#### TASK DESCRIPTION
Gather the lines that hold the string "откосов".

++++ INFORMATION PROVIDED ++++

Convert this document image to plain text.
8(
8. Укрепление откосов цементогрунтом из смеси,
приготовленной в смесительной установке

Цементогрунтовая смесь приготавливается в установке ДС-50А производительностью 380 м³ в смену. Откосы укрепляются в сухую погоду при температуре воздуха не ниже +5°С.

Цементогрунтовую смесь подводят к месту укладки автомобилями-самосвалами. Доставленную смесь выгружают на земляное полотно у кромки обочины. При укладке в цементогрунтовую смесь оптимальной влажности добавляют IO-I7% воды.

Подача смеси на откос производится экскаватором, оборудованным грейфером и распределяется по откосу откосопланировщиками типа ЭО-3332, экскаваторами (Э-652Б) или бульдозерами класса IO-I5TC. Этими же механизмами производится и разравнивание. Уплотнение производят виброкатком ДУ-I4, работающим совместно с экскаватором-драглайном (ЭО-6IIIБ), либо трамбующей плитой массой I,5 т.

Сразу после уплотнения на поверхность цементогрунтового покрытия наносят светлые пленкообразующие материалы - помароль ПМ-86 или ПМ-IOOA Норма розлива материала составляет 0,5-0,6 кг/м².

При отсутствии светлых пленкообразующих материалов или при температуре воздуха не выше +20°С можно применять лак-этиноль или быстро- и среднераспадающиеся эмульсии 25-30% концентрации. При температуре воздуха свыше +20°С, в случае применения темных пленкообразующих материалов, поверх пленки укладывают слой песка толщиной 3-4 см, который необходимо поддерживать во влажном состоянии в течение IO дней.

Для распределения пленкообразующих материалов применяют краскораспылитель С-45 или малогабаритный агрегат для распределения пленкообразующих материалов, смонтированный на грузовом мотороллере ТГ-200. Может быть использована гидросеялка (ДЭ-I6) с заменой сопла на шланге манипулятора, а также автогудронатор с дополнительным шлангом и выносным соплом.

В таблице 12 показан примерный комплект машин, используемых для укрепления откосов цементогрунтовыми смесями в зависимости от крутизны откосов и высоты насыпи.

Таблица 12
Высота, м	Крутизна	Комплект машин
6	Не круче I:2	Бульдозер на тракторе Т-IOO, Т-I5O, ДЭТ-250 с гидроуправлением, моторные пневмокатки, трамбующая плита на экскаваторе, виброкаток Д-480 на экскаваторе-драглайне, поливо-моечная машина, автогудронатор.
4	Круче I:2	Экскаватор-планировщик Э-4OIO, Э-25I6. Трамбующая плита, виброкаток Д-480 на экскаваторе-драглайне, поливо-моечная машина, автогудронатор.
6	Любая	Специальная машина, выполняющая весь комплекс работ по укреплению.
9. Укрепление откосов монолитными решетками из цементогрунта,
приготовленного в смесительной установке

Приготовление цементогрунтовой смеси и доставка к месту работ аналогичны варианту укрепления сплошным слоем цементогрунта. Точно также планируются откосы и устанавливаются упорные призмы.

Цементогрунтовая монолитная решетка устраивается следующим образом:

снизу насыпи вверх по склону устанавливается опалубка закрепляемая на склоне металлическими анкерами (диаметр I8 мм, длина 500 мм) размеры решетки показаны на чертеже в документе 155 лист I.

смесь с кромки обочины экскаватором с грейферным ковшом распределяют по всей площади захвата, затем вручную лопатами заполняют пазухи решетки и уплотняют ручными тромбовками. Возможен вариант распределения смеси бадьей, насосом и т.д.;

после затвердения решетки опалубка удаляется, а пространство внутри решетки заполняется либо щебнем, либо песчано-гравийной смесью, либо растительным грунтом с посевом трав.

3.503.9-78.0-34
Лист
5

++++

#### RESPONSE FOR THIS EXERCISE
8. Укрепление откосов цементогрунтом из смеси,
В таблице 12 показан примерный комплект машин, используемых для укрепления откосов цементогрунтовыми смесями в зависимости от крутизны откосов и высоты насыпи.
9. Укрепление откосов монолитными решетками из цементогрунта,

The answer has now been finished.